[Dataset records]
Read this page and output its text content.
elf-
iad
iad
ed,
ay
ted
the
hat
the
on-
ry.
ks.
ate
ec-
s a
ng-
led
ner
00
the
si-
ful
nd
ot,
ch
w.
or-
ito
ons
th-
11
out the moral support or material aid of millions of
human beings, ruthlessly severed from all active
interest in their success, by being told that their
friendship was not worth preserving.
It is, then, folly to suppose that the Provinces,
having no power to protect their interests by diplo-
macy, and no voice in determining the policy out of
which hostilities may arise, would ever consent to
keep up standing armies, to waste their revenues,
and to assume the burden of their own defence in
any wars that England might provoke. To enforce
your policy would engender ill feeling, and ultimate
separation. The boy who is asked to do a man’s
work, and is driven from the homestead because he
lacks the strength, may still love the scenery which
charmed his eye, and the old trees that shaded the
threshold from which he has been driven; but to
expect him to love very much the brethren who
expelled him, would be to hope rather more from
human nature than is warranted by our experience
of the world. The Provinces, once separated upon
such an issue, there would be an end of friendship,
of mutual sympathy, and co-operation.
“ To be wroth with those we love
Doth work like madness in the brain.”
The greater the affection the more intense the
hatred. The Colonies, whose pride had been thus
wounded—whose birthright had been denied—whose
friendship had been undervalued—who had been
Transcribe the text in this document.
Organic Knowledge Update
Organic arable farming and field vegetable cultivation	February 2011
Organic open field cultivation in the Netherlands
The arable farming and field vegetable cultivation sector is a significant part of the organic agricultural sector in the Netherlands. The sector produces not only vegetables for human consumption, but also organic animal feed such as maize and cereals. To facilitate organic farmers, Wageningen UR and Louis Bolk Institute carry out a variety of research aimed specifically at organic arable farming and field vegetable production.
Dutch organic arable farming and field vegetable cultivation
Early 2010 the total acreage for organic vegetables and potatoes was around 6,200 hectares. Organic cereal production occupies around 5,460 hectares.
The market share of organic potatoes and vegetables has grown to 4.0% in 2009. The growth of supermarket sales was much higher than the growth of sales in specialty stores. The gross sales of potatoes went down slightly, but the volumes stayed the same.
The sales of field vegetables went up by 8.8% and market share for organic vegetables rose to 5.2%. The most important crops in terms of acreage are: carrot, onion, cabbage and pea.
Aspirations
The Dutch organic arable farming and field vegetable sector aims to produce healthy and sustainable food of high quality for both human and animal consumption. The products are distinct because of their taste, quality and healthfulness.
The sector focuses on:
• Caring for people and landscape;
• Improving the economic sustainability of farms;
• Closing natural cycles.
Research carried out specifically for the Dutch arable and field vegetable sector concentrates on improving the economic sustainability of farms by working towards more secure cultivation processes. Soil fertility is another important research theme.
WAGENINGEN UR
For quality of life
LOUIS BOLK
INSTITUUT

PROBLEM DETAILS:
Every record above must be duplicated exactly.

EXPECTED OUTPUT:
Read this page and output its text content.
elf-
iad
iad
ed,
ay
ted
the
hat
the
on-
ry.
ks.
ate
ec-
s a
ng-
led
ner
00
the
si-
ful
nd
ot,
ch
w.
or-
ito
ons
th-
11
out the moral support or material aid of millions of
human beings, ruthlessly severed from all active
interest in their success, by being told that their
friendship was not worth preserving.
It is, then, folly to suppose that the Provinces,
having no power to protect their interests by diplo-
macy, and no voice in determining the policy out of
which hostilities may arise, would ever consent to
keep up standing armies, to waste their revenues,
and to assume the burden of their own defence in
any wars that England might provoke. To enforce
your policy would engender ill feeling, and ultimate
separation. The boy who is asked to do a man’s
work, and is driven from the homestead because he
lacks the strength, may still love the scenery which
charmed his eye, and the old trees that shaded the
threshold from which he has been driven; but to
expect him to love very much the brethren who
expelled him, would be to hope rather more from
human nature than is warranted by our experience
of the world. The Provinces, once separated upon
such an issue, there would be an end of friendship,
of mutual sympathy, and co-operation.
“ To be wroth with those we love
Doth work like madness in the brain.”
The greater the affection the more intense the
hatred. The Colonies, whose pride had been thus
wounded—whose birthright had been denied—whose
friendship had been undervalued—who had been
Transcribe the text in this document.
Organic Knowledge Update
Organic arable farming and field vegetable cultivation	February 2011
Organic open field cultivation in the Netherlands
The arable farming and field vegetable cultivation sector is a significant part of the organic agricultural sector in the Netherlands. The sector produces not only vegetables for human consumption, but also organic animal feed such as maize and cereals. To facilitate organic farmers, Wageningen UR and Louis Bolk Institute carry out a variety of research aimed specifically at organic arable farming and field vegetable production.
Dutch organic arable farming and field vegetable cultivation
Early 2010 the total acreage for organic vegetables and potatoes was around 6,200 hectares. Organic cereal production occupies around 5,460 hectares.
The market share of organic potatoes and vegetables has grown to 4.0% in 2009. The growth of supermarket sales was much higher than the growth of sales in specialty stores. The gross sales of potatoes went down slightly, but the volumes stayed the same.
The sales of field vegetables went up by 8.8% and market share for organic vegetables rose to 5.2%. The most important crops in terms of acreage are: carrot, onion, cabbage and pea.
Aspirations
The Dutch organic arable farming and field vegetable sector aims to produce healthy and sustainable food of high quality for both human and animal consumption. The products are distinct because of their taste, quality and healthfulness.
The sector focuses on:
• Caring for people and landscape;
• Improving the economic sustainability of farms;
• Closing natural cycles.
Research carried out specifically for the Dutch arable and field vegetable sector concentrates on improving the economic sustainability of farms by working towards more secure cultivation processes. Soil fertility is another important research theme.
WAGENINGEN UR
For quality of life
LOUIS BOLK
INSTITUUT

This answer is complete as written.